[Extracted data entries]
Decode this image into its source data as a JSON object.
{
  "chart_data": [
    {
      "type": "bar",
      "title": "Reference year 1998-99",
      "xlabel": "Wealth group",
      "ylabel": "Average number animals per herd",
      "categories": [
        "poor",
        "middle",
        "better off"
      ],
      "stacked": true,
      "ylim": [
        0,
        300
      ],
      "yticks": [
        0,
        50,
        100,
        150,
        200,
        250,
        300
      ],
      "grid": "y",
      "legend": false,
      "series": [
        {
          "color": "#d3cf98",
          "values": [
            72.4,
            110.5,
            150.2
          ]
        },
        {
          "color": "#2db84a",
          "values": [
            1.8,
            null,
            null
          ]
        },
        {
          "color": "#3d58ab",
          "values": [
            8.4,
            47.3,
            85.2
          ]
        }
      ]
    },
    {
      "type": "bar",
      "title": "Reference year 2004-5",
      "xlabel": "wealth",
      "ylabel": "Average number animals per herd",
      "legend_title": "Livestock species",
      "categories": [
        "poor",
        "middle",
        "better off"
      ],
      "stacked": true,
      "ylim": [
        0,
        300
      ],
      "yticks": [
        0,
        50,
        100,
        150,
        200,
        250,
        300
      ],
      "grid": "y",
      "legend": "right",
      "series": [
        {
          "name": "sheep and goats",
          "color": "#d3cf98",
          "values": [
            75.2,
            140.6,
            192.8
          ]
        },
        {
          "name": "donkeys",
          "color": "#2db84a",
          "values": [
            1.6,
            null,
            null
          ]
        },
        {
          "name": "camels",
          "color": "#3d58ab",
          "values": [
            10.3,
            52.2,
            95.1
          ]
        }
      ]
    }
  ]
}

> [EXERCISE AIM] Count each line above in which the string "Reference" appears, then state only the total.

> [SOLUTION FOR THIS EXERCISE] 2